_Short task_:
Copy out the data exactly, leaving the pictures behind.

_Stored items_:

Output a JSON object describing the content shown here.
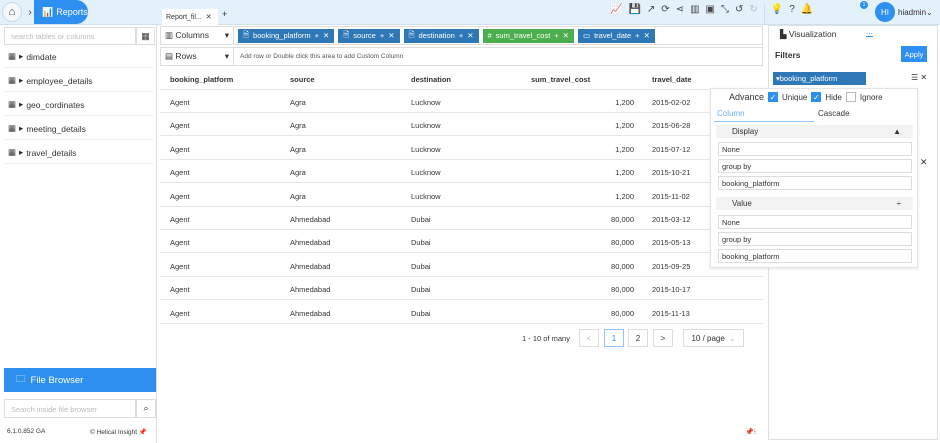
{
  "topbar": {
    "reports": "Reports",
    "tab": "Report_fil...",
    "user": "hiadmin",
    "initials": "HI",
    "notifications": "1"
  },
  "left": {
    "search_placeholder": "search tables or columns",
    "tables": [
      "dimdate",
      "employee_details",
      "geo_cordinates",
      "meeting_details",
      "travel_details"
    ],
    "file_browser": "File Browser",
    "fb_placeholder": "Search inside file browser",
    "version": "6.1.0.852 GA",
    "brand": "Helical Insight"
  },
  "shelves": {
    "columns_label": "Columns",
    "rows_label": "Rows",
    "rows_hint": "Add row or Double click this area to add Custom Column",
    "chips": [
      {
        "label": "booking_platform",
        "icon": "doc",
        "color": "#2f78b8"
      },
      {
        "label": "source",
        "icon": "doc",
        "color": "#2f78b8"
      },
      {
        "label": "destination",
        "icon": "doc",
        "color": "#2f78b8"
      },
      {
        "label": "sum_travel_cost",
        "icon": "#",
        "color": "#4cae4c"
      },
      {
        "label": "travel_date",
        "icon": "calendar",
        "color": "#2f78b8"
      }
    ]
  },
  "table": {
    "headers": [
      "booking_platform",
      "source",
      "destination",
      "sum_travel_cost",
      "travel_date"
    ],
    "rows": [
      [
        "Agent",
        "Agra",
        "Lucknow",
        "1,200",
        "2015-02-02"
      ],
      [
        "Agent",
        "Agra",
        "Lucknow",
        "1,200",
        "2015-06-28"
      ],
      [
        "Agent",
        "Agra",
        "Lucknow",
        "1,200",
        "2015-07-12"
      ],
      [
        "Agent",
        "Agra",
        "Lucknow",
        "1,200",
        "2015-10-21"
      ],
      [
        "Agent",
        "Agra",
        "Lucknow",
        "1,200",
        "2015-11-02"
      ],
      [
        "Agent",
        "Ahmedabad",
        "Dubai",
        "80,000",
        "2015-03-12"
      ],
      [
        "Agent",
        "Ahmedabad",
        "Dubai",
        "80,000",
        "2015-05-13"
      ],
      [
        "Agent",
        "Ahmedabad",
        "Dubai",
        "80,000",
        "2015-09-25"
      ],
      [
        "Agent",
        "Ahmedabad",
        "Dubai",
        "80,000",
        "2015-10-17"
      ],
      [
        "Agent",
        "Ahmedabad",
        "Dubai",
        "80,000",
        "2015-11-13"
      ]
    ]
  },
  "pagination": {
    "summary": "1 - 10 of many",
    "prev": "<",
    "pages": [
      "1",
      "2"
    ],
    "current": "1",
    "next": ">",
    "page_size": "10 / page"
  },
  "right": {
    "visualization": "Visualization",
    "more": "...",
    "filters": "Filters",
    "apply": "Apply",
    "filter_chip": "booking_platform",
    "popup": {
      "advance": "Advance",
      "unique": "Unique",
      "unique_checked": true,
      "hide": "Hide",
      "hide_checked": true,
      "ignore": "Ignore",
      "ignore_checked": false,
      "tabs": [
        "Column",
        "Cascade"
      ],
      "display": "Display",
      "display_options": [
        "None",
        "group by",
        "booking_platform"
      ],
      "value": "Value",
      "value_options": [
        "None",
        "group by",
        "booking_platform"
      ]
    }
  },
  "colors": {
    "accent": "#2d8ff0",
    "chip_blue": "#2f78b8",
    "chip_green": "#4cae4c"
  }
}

_Answer below_:
Output a JSON object describing the content shown here.
{
  "topbar": {
    "reports": "Reports",
    "tab": "Report_fil...",
    "user": "hiadmin",
    "initials": "HI",
    "notifications": "1"
  },
  "left": {
    "search_placeholder": "search tables or columns",
    "tables": [
      "dimdate",
      "employee_details",
      "geo_cordinates",
      "meeting_details",
      "travel_details"
    ],
    "file_browser": "File Browser",
    "fb_placeholder": "Search inside file browser",
    "version": "6.1.0.852 GA",
    "brand": "Helical Insight"
  },
  "shelves": {
    "columns_label": "Columns",
    "rows_label": "Rows",
    "rows_hint": "Add row or Double click this area to add Custom Column",
    "chips": [
      {
        "label": "booking_platform",
        "icon": "doc",
        "color": "#2f78b8"
      },
      {
        "label": "source",
        "icon": "doc",
        "color": "#2f78b8"
      },
      {
        "label": "destination",
        "icon": "doc",
        "color": "#2f78b8"
      },
      {
        "label": "sum_travel_cost",
        "icon": "#",
        "color": "#4cae4c"
      },
      {
        "label": "travel_date",
        "icon": "calendar",
        "color": "#2f78b8"
      }
    ]
  },
  "table": {
    "headers": [
      "booking_platform",
      "source",
      "destination",
      "sum_travel_cost",
      "travel_date"
    ],
    "rows": [
      [
        "Agent",
        "Agra",
        "Lucknow",
        "1,200",
        "2015-02-02"
      ],
      [
        "Agent",
        "Agra",
        "Lucknow",
        "1,200",
        "2015-06-28"
      ],
      [
        "Agent",
        "Agra",
        "Lucknow",
        "1,200",
        "2015-07-12"
      ],
      [
        "Agent",
        "Agra",
        "Lucknow",
        "1,200",
        "2015-10-21"
      ],
      [
        "Agent",
        "Agra",
        "Lucknow",
        "1,200",
        "2015-11-02"
      ],
      [
        "Agent",
        "Ahmedabad",
        "Dubai",
        "80,000",
        "2015-03-12"
      ],
      [
        "Agent",
        "Ahmedabad",
        "Dubai",
        "80,000",
        "2015-05-13"
      ],
      [
        "Agent",
        "Ahmedabad",
        "Dubai",
        "80,000",
        "2015-09-25"
      ],
      [
        "Agent",
        "Ahmedabad",
        "Dubai",
        "80,000",
        "2015-10-17"
      ],
      [
        "Agent",
        "Ahmedabad",
        "Dubai",
        "80,000",
        "2015-11-13"
      ]
    ]
  },
  "pagination": {
    "summary": "1 - 10 of many",
    "prev": "<",
    "pages": [
      "1",
      "2"
    ],
    "current": "1",
    "next": ">",
    "page_size": "10 / page"
  },
  "right": {
    "visualization": "Visualization",
    "more": "...",
    "filters": "Filters",
    "apply": "Apply",
    "filter_chip": "booking_platform",
    "popup": {
      "advance": "Advance",
      "unique": "Unique",
      "unique_checked": true,
      "hide": "Hide",
      "hide_checked": true,
      "ignore": "Ignore",
      "ignore_checked": false,
      "tabs": [
        "Column",
        "Cascade"
      ],
      "display": "Display",
      "display_options": [
        "None",
        "group by",
        "booking_platform"
      ],
      "value": "Value",
      "value_options": [
        "None",
        "group by",
        "booking_platform"
      ]
    }
  },
  "colors": {
    "accent": "#2d8ff0",
    "chip_blue": "#2f78b8",
    "chip_green": "#4cae4c"
  }
}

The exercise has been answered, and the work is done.